# TEKS SUMBER
Peraturan Permendikdasmen 2025 Tentang Tes Kemampuan Akademik (TKA)

TKA

Pendidikan di Indonesia terus mengalami transformasi, salah satunya dengan diperkenalkannya Tes Kemampuan Akademik (TKA) sebagai alat evaluasi standar nasional. Kebijakan ini tertuang dalam Peraturan Menteri Pendidikan Dasar dan Menengah (Permendikdasmen) Nomor 9 Tahun 2025, yang disahkan oleh Mendikdasmen Abdul Mu’ti.

Apa Itu Tes Kemampuan Akademik (TKA)?

Tes Kemampuan Akademik (TKA) adalah ujian standar nasional yang bertujuan untuk mengukur kompetensi akademik siswa dalam mata pelajaran tertentu.

TKA dirancang untuk mengukur capaian akademik siswa di berbagai jenjang pendidikan, mulai dari SD, SMP, hingga SMA/SMK, termasuk peserta pendidikan nonformal (seperti Paket A, B, C) dan informal (seperti homeschooling). Hasil tes ini nantinya akan menjadi salah satu syarat penting dalam seleksi masuk jenjang pendidikan berikutnya, termasuk perguruan tinggi.

Tujuan Utama Tes Kemampuan Akademik (TKA)

Tes Kemampuan Akademik (TKA) hadir sebagai instrumen evaluasi pendidikan yang dirancang untuk memenuhi beberapa tujuan strategis dalam sistem pendidikan Indonesia. Berikut penjelasan mengenai tujuan-tujuan tersebut:

1. Mengukur Kemampuan Akademik Siswa Secara Objektif

TKA berfungsi sebagai alat ukur standar untuk menilai pemahaman siswa terhadap materi-materi pelajaran inti, termasuk Bahasa Indonesia, Matematika, dan Bahasa Inggris. Dengan struktur soal yang terstandarisasi, tes ini mampu memberikan gambaran nyata tentang tingkat penguasaan materi peserta didik di berbagai jenjang pendidikan. Hasil evaluasi ini tidak hanya berguna bagi siswa secara individual, tetapi juga menjadi tolok ukur kualitas pendidikan di tingkat daerah maupun nasional. Data yang dihasilkan dapat digunakan untuk memetakan kekuatan dan kelemahan sistem pembelajaran di berbagai wilayah, sehingga intervensi kebijakan dapat dilakukan secara lebih tepat sasaran.

# SOAL LATIHAN 1
Menurut teks tentang TKA, peraturan menteri manakah yang memuat kebijakan Tes Kemampuan Akademik?
# SOAL LATIHAN 2
Perbarui bagian teks tentang TKA yang dibuka dengan kata-kata yang memuat "Tes Kemampuan Akademik (TKA) adalah ujian" dan ditutup dengan "termasuk perguruan tinggi.", lalu ganti "homeschooling" dengan "sekolah rumah".
Baris-baris data berikut tidak berhubungan dengan teks tentang TKA.

# KUTIPAN BARIS DATA
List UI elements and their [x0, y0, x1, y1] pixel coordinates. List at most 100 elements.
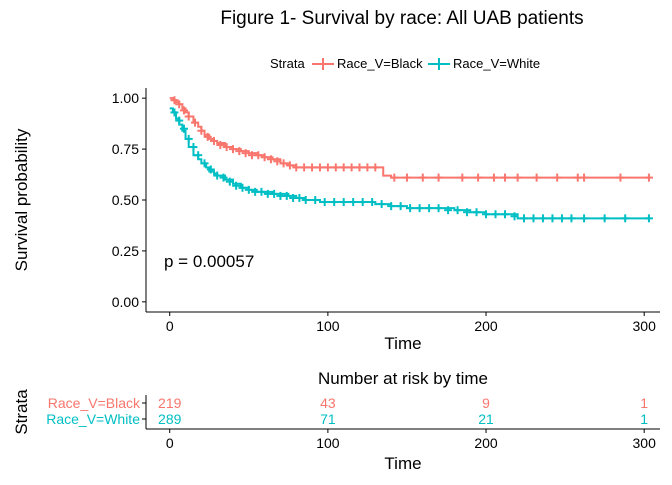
y-tick-label: 1.00	[112, 90, 139, 106]
censor-mark	[222, 143, 231, 152]
censor-mark	[184, 134, 193, 143]
censor-mark	[529, 214, 538, 223]
censor-mark	[453, 206, 462, 215]
censor-mark	[170, 108, 179, 117]
risk-x-tick-label: 100	[316, 435, 340, 451]
censor-mark	[349, 198, 358, 207]
risk-x-tick-label: 300	[633, 435, 657, 451]
series-black	[169, 96, 653, 182]
censor-mark	[489, 173, 498, 182]
censor-mark	[235, 147, 244, 156]
x-tick-label: 200	[474, 318, 498, 334]
censor-mark	[191, 118, 200, 127]
censor-mark	[644, 173, 653, 182]
censor-mark	[463, 208, 472, 217]
censor-mark	[339, 163, 348, 172]
main-plot: 0.00 0.25 0.50 0.75 1.00 0 100 200 300 p = 0.00…	[12, 88, 660, 353]
censor-mark	[225, 177, 234, 186]
risk-count: 21	[478, 411, 494, 427]
censor-mark	[295, 193, 304, 202]
censor-mark	[501, 173, 510, 182]
censor-mark	[257, 187, 266, 196]
censor-mark	[538, 214, 547, 223]
p-value-annotation: p = 0.00057	[164, 252, 254, 271]
censor-mark	[425, 204, 434, 213]
censor-mark	[219, 173, 228, 182]
censor-mark	[323, 163, 332, 172]
censor-mark	[260, 153, 269, 162]
risk-count: 219	[158, 395, 182, 411]
risk-x-tick-label: 0	[166, 435, 174, 451]
survival-curve	[169, 97, 649, 179]
censor-mark	[644, 214, 653, 223]
x-tick-label: 100	[316, 318, 340, 334]
legend-title: Strata	[270, 56, 305, 71]
censor-mark	[513, 173, 522, 182]
censor-mark	[600, 214, 609, 223]
censor-mark	[458, 173, 467, 182]
censor-mark	[387, 202, 396, 211]
censor-mark	[415, 204, 424, 213]
risk-count: 9	[482, 395, 490, 411]
censor-mark	[179, 124, 188, 133]
censor-mark	[197, 126, 206, 135]
censor-mark	[282, 191, 291, 200]
censor-mark	[501, 210, 510, 219]
censor-mark	[482, 210, 491, 219]
censor-mark	[616, 173, 625, 182]
censor-mark	[170, 96, 179, 105]
risk-row-label: Race_V=White	[46, 411, 140, 427]
censor-mark	[363, 163, 372, 172]
censor-mark	[210, 136, 219, 145]
risk-y-axis-title: Strata	[12, 389, 31, 435]
censor-mark	[203, 132, 212, 141]
censor-mark	[355, 163, 364, 172]
censor-mark	[532, 173, 541, 182]
y-tick-label: 0.25	[112, 243, 139, 259]
y-axis-title: Survival probability	[12, 128, 31, 271]
risk-row: Race_V=Black 219 43 9 1	[48, 395, 649, 411]
censor-mark	[371, 163, 380, 172]
risk-count: 289	[158, 411, 182, 427]
censor-mark	[474, 173, 483, 182]
series-white	[169, 107, 653, 223]
censor-mark	[273, 157, 282, 166]
censor-mark	[175, 100, 184, 109]
censor-mark	[189, 143, 198, 152]
censor-mark	[390, 173, 399, 182]
censor-mark	[580, 214, 589, 223]
censor-mark	[567, 214, 576, 223]
censor-mark	[406, 204, 415, 213]
risk-count: 1	[640, 411, 648, 427]
censor-mark	[331, 163, 340, 172]
censor-mark	[330, 198, 339, 207]
censor-mark	[553, 173, 562, 182]
censor-mark	[254, 151, 263, 160]
legend: Strata Race_V=Black Race_V=White	[270, 56, 540, 71]
risk-count: 71	[320, 411, 336, 427]
censor-mark	[557, 214, 566, 223]
censor-mark	[548, 214, 557, 223]
censor-mark	[285, 161, 294, 170]
censor-mark	[347, 163, 356, 172]
y-tick-label: 0.50	[112, 192, 139, 208]
censor-mark	[200, 159, 209, 168]
y-tick-label: 0.00	[112, 294, 139, 310]
censor-mark	[358, 198, 367, 207]
censor-mark	[434, 173, 443, 182]
risk-count: 43	[320, 395, 336, 411]
x-tick-label: 0	[166, 318, 174, 334]
censor-mark	[216, 141, 225, 150]
censor-mark	[232, 181, 241, 190]
censor-mark	[184, 112, 193, 121]
risk-x-axis-title: Time	[384, 454, 421, 473]
censor-mark	[434, 204, 443, 213]
censor-mark	[444, 206, 453, 215]
risk-table-title: Number at risk by time	[318, 369, 488, 388]
risk-table: Number at risk by time Race_V=Black 219 43…	[12, 369, 660, 473]
censor-mark	[418, 173, 427, 182]
censor-mark	[402, 173, 411, 182]
censor-mark	[228, 145, 237, 154]
chart-title: Figure 1- Survival by race: All UAB pati…	[220, 8, 583, 29]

# JAWABAN AKHIR 1
Peraturan Menteri Pendidikan Dasar dan Menengah (Permendikdasmen) Nomor 9 Tahun 2025.

# JAWABAN AKHIR 2
Tes Kemampuan Akademik (TKA) adalah ujian standar nasional yang bertujuan untuk mengukur kompetensi akademik siswa dalam mata pelajaran tertentu.

TKA dirancang untuk mengukur capaian akademik siswa di berbagai jenjang pendidikan, mulai dari SD, SMP, hingga SMA/SMK, termasuk peserta pendidikan nonformal (seperti Paket A, B, C) dan informal (seperti sekolah rumah). Hasil tes ini nantinya akan menjadi salah satu syarat penting dalam seleksi masuk jenjang pendidikan berikutnya, termasuk perguruan tinggi.